___ Given records

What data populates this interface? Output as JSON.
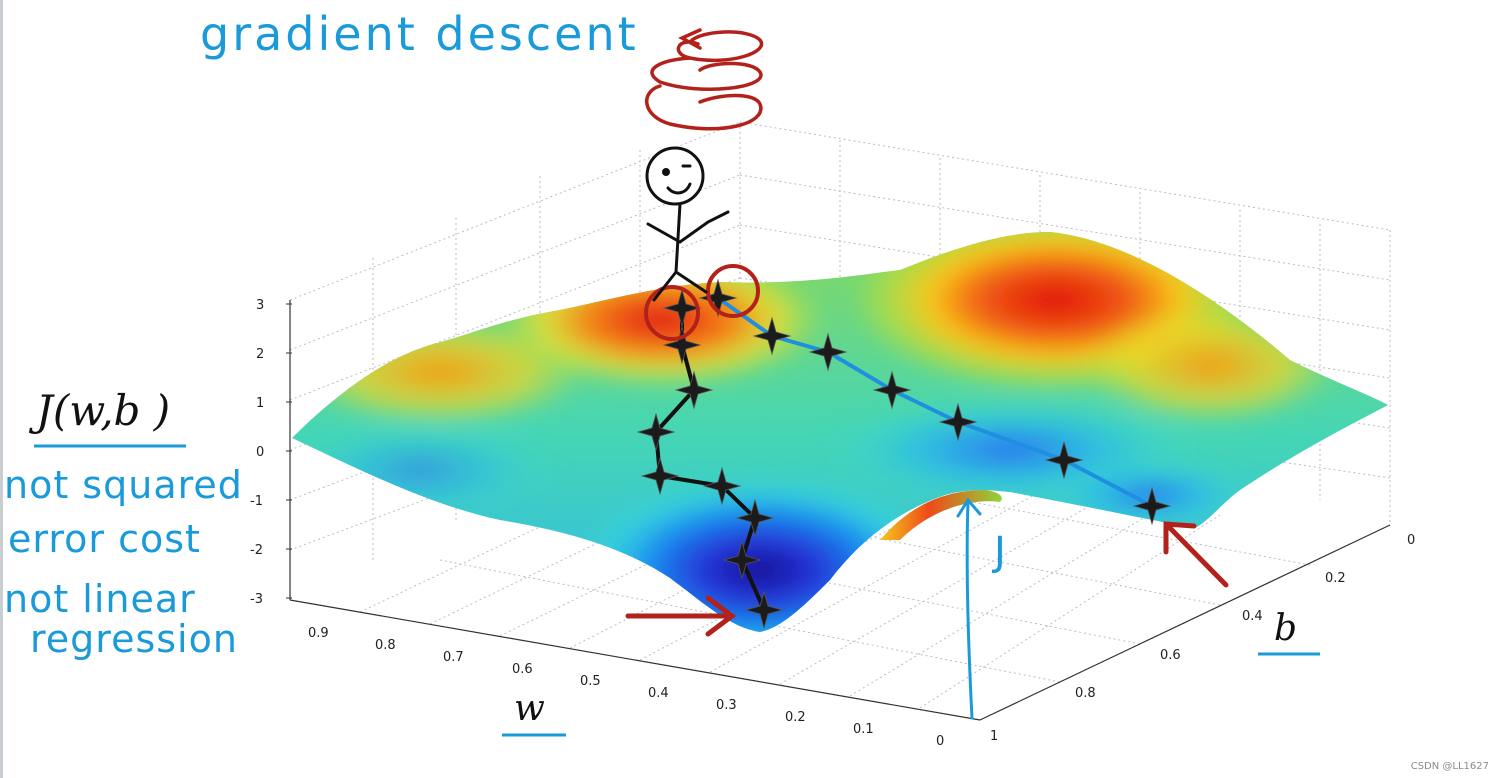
{
  "annotations": {
    "title": "gradient descent",
    "cost_label": "J(w,b )",
    "note_line1": "not squared",
    "note_line2": "error cost",
    "note_line3": "not linear",
    "note_line4": "regression",
    "vertical_label": "J"
  },
  "axes": {
    "w_label": "w",
    "b_label": "b",
    "z_ticks": [
      "3",
      "2",
      "1",
      "0",
      "-1",
      "-2",
      "-3"
    ],
    "w_ticks": [
      "0.9",
      "0.8",
      "0.7",
      "0.6",
      "0.5",
      "0.4",
      "0.3",
      "0.2",
      "0.1",
      "0"
    ],
    "b_ticks": [
      "0",
      "0.2",
      "0.4",
      "0.6",
      "0.8",
      "1"
    ]
  },
  "colors": {
    "annotation_blue": "#1a9ad9",
    "arrow_red": "#b3211b",
    "path_black": "#111111",
    "path_blue": "#1f8fe0"
  },
  "watermark": "CSDN @LL1627"
}
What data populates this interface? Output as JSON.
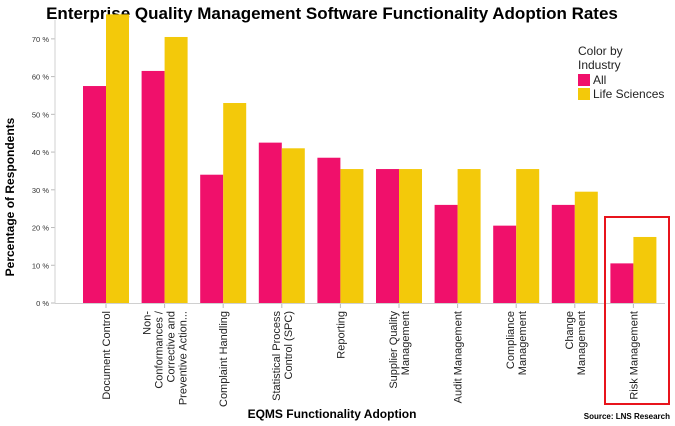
{
  "chart_data": {
    "type": "bar",
    "title": "Enterprise Quality Management Software Functionality Adoption Rates",
    "xlabel": "EQMS Functionality Adoption",
    "ylabel": "Percentage of Respondents",
    "ylim": [
      0,
      75
    ],
    "yticks": [
      0,
      10,
      20,
      30,
      40,
      50,
      60,
      70
    ],
    "ytick_suffix": " %",
    "grid": false,
    "categories": [
      [
        "Document Control"
      ],
      [
        "Non-",
        "Conformances /",
        "Corrective and",
        "Preventive Action..."
      ],
      [
        "Complaint Handling"
      ],
      [
        "Statistical Process",
        "Control (SPC)"
      ],
      [
        "Reporting"
      ],
      [
        "Supplier Quality",
        "Management"
      ],
      [
        "Audit Management"
      ],
      [
        "Compliance",
        "Management"
      ],
      [
        "Change",
        "Management"
      ],
      [
        "Risk Management"
      ]
    ],
    "series": [
      {
        "name": "All",
        "color": "#f0106b",
        "values": [
          57.5,
          61.5,
          34,
          42.5,
          38.5,
          35.5,
          26,
          20.5,
          26,
          10.5
        ]
      },
      {
        "name": "Life Sciences",
        "color": "#f3c90a",
        "values": [
          76.5,
          70.5,
          53,
          41,
          35.5,
          35.5,
          35.5,
          35.5,
          29.5,
          17.5
        ]
      }
    ],
    "legend": {
      "title_lines": [
        "Color by",
        "Industry"
      ],
      "position": "top-right"
    },
    "highlight": {
      "category_index": 9,
      "color": "#e8141c"
    },
    "source": "Source: LNS Research"
  }
}
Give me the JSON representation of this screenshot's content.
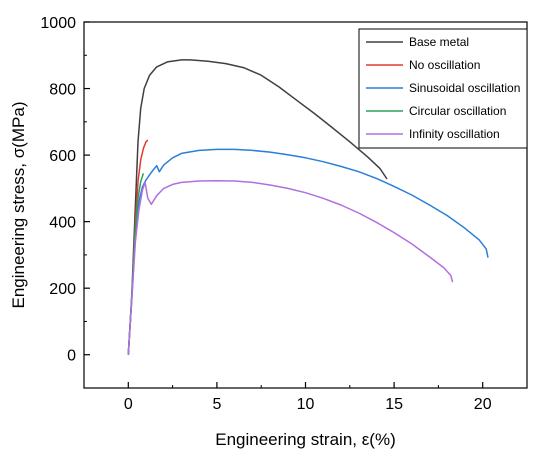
{
  "chart_data": {
    "type": "line",
    "title": "",
    "xlabel": "Engineering strain, ε(%)",
    "ylabel": "Engineering stress, σ(MPa)",
    "xlim": [
      -2.5,
      22.5
    ],
    "ylim": [
      -100,
      1000
    ],
    "xticks": [
      0,
      5,
      10,
      15,
      20
    ],
    "yticks": [
      0,
      200,
      400,
      600,
      800,
      1000
    ],
    "grid": false,
    "legend_position": "top-right",
    "series": [
      {
        "name": "Base metal",
        "color": "#404040",
        "points": [
          [
            0,
            0
          ],
          [
            0.2,
            180
          ],
          [
            0.4,
            450
          ],
          [
            0.55,
            640
          ],
          [
            0.7,
            740
          ],
          [
            0.9,
            800
          ],
          [
            1.2,
            840
          ],
          [
            1.6,
            865
          ],
          [
            2.2,
            880
          ],
          [
            3.0,
            886
          ],
          [
            3.5,
            886
          ],
          [
            4.5,
            882
          ],
          [
            5.5,
            875
          ],
          [
            6.5,
            863
          ],
          [
            7.5,
            840
          ],
          [
            8.5,
            805
          ],
          [
            9.5,
            765
          ],
          [
            10.5,
            725
          ],
          [
            11.5,
            683
          ],
          [
            12.5,
            640
          ],
          [
            13.5,
            595
          ],
          [
            14.2,
            560
          ],
          [
            14.6,
            528
          ]
        ]
      },
      {
        "name": "No oscillation",
        "color": "#e03c31",
        "points": [
          [
            0,
            0
          ],
          [
            0.2,
            170
          ],
          [
            0.4,
            400
          ],
          [
            0.55,
            520
          ],
          [
            0.7,
            585
          ],
          [
            0.85,
            620
          ],
          [
            1.0,
            640
          ],
          [
            1.1,
            645
          ]
        ]
      },
      {
        "name": "Sinusoidal oscillation",
        "color": "#2a7fd6",
        "points": [
          [
            0,
            0
          ],
          [
            0.2,
            170
          ],
          [
            0.4,
            370
          ],
          [
            0.6,
            460
          ],
          [
            0.8,
            505
          ],
          [
            1.0,
            525
          ],
          [
            1.3,
            548
          ],
          [
            1.6,
            568
          ],
          [
            1.75,
            550
          ],
          [
            2.0,
            570
          ],
          [
            2.5,
            592
          ],
          [
            3.0,
            605
          ],
          [
            4.0,
            614
          ],
          [
            5.0,
            617
          ],
          [
            6.0,
            617
          ],
          [
            7.0,
            614
          ],
          [
            8.0,
            609
          ],
          [
            9.0,
            601
          ],
          [
            10.0,
            592
          ],
          [
            11.0,
            580
          ],
          [
            12.0,
            566
          ],
          [
            13.0,
            550
          ],
          [
            14.0,
            530
          ],
          [
            15.0,
            506
          ],
          [
            16.0,
            480
          ],
          [
            17.0,
            450
          ],
          [
            18.0,
            418
          ],
          [
            19.0,
            380
          ],
          [
            19.8,
            345
          ],
          [
            20.2,
            318
          ],
          [
            20.3,
            292
          ]
        ]
      },
      {
        "name": "Circular oscillation",
        "color": "#2ca05a",
        "points": [
          [
            0,
            0
          ],
          [
            0.2,
            175
          ],
          [
            0.4,
            380
          ],
          [
            0.55,
            470
          ],
          [
            0.7,
            520
          ],
          [
            0.85,
            545
          ]
        ]
      },
      {
        "name": "Infinity oscillation",
        "color": "#b070e0",
        "points": [
          [
            0,
            0
          ],
          [
            0.2,
            165
          ],
          [
            0.4,
            340
          ],
          [
            0.6,
            435
          ],
          [
            0.8,
            495
          ],
          [
            0.95,
            518
          ],
          [
            1.1,
            470
          ],
          [
            1.3,
            452
          ],
          [
            1.6,
            478
          ],
          [
            2.0,
            500
          ],
          [
            2.5,
            512
          ],
          [
            3.0,
            518
          ],
          [
            4.0,
            522
          ],
          [
            5.0,
            523
          ],
          [
            6.0,
            522
          ],
          [
            7.0,
            518
          ],
          [
            8.0,
            510
          ],
          [
            9.0,
            500
          ],
          [
            10.0,
            487
          ],
          [
            11.0,
            470
          ],
          [
            12.0,
            450
          ],
          [
            13.0,
            426
          ],
          [
            14.0,
            398
          ],
          [
            15.0,
            367
          ],
          [
            16.0,
            333
          ],
          [
            17.0,
            294
          ],
          [
            17.8,
            262
          ],
          [
            18.2,
            238
          ],
          [
            18.3,
            218
          ]
        ]
      }
    ]
  }
}
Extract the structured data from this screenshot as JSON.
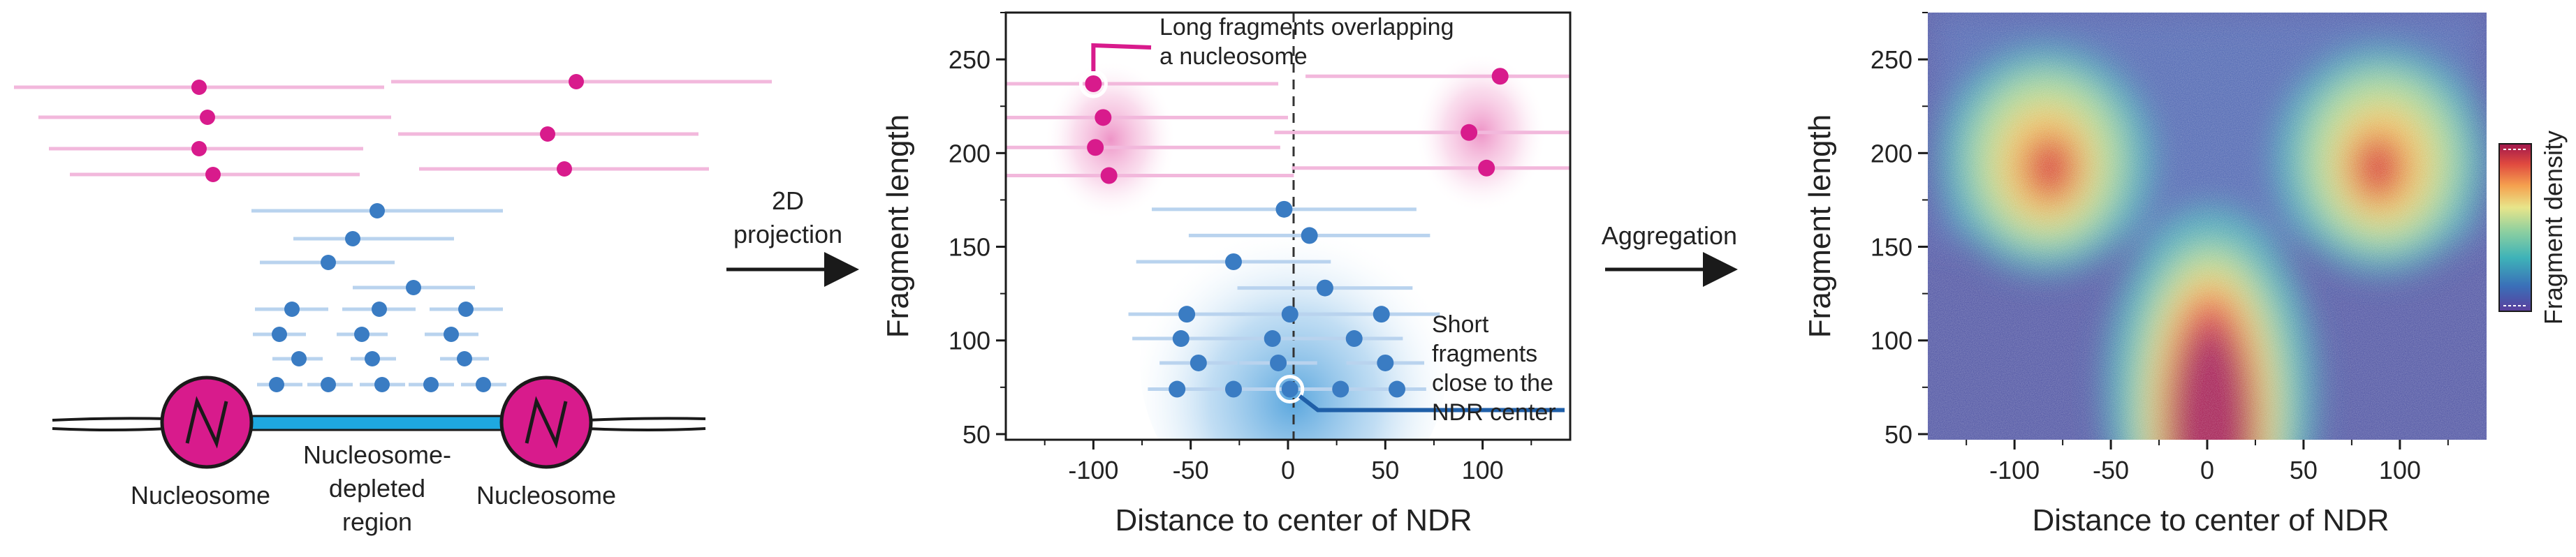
{
  "colors": {
    "nucleosome": "#d81b8c",
    "nucleosome_light": "#f2b8dc",
    "fragment_blue": "#3a7cc3",
    "fragment_blue_light": "#b9d3ee",
    "dna_cyan": "#1ea8e0",
    "arrow": "#1a1a1a"
  },
  "schematic": {
    "left_label": "Nucleosome",
    "center_label_line1": "Nucleosome-",
    "center_label_line2": "depleted",
    "center_label_line3": "region",
    "right_label": "Nucleosome"
  },
  "arrow1": {
    "line1": "2D",
    "line2": "projection"
  },
  "arrow2": {
    "label": "Aggregation"
  },
  "scatter": {
    "title_x": "Distance to center of NDR",
    "title_y": "Fragment length",
    "x_ticks": [
      "-100",
      "-50",
      "0",
      "50",
      "100"
    ],
    "x_tick_values": [
      -100,
      -50,
      0,
      50,
      100
    ],
    "y_ticks": [
      "50",
      "100",
      "150",
      "200",
      "250"
    ],
    "y_tick_values": [
      50,
      100,
      150,
      200,
      250
    ],
    "xlim": [
      -145,
      145
    ],
    "ylim": [
      47,
      275
    ],
    "annotation_long_line1": "Long fragments overlapping",
    "annotation_long_line2": "a nucleosome",
    "annotation_short_line1": "Short",
    "annotation_short_line2": "fragments",
    "annotation_short_line3": "close to the",
    "annotation_short_line4": "NDR center"
  },
  "heatmap": {
    "title_x": "Distance to center of NDR",
    "title_y": "Fragment length",
    "x_ticks": [
      "-100",
      "-50",
      "0",
      "50",
      "100"
    ],
    "x_tick_values": [
      -100,
      -50,
      0,
      50,
      100
    ],
    "y_ticks": [
      "50",
      "100",
      "150",
      "200",
      "250"
    ],
    "y_tick_values": [
      50,
      100,
      150,
      200,
      250
    ],
    "xlim": [
      -145,
      145
    ],
    "ylim": [
      47,
      275
    ],
    "colorbar_label": "Fragment density"
  },
  "chart_data": {
    "type": "scatter",
    "title": "",
    "xlabel": "Distance to center of NDR",
    "ylabel": "Fragment length",
    "xlim": [
      -145,
      145
    ],
    "ylim": [
      47,
      275
    ],
    "series": [
      {
        "name": "Long fragments overlapping a nucleosome",
        "color": "#d81b8c",
        "points": [
          {
            "x": -100,
            "y": 237,
            "half_width": 95
          },
          {
            "x": -95,
            "y": 219,
            "half_width": 95
          },
          {
            "x": -99,
            "y": 203,
            "half_width": 95
          },
          {
            "x": -92,
            "y": 188,
            "half_width": 95
          },
          {
            "x": 109,
            "y": 241,
            "half_width": 100
          },
          {
            "x": 93,
            "y": 211,
            "half_width": 100
          },
          {
            "x": 102,
            "y": 192,
            "half_width": 100
          }
        ]
      },
      {
        "name": "Short fragments close to the NDR center",
        "color": "#3a7cc3",
        "points": [
          {
            "x": -2,
            "y": 170,
            "half_width": 68
          },
          {
            "x": 11,
            "y": 156,
            "half_width": 62
          },
          {
            "x": -28,
            "y": 142,
            "half_width": 50
          },
          {
            "x": 19,
            "y": 128,
            "half_width": 45
          },
          {
            "x": -52,
            "y": 114,
            "half_width": 30
          },
          {
            "x": 1,
            "y": 114,
            "half_width": 30
          },
          {
            "x": 48,
            "y": 114,
            "half_width": 30
          },
          {
            "x": -55,
            "y": 101,
            "half_width": 25
          },
          {
            "x": -8,
            "y": 101,
            "half_width": 25
          },
          {
            "x": 34,
            "y": 101,
            "half_width": 25
          },
          {
            "x": -46,
            "y": 88,
            "half_width": 20
          },
          {
            "x": -5,
            "y": 88,
            "half_width": 20
          },
          {
            "x": 50,
            "y": 88,
            "half_width": 20
          },
          {
            "x": -57,
            "y": 74,
            "half_width": 15
          },
          {
            "x": -28,
            "y": 74,
            "half_width": 15
          },
          {
            "x": 1,
            "y": 74,
            "half_width": 15
          },
          {
            "x": 27,
            "y": 74,
            "half_width": 15
          },
          {
            "x": 56,
            "y": 74,
            "half_width": 15
          }
        ]
      }
    ]
  }
}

______

- _Stated exercise_: Of the lines above, how many include the word "xlabel"? Reply with the number alone.

- _Correct response_: 3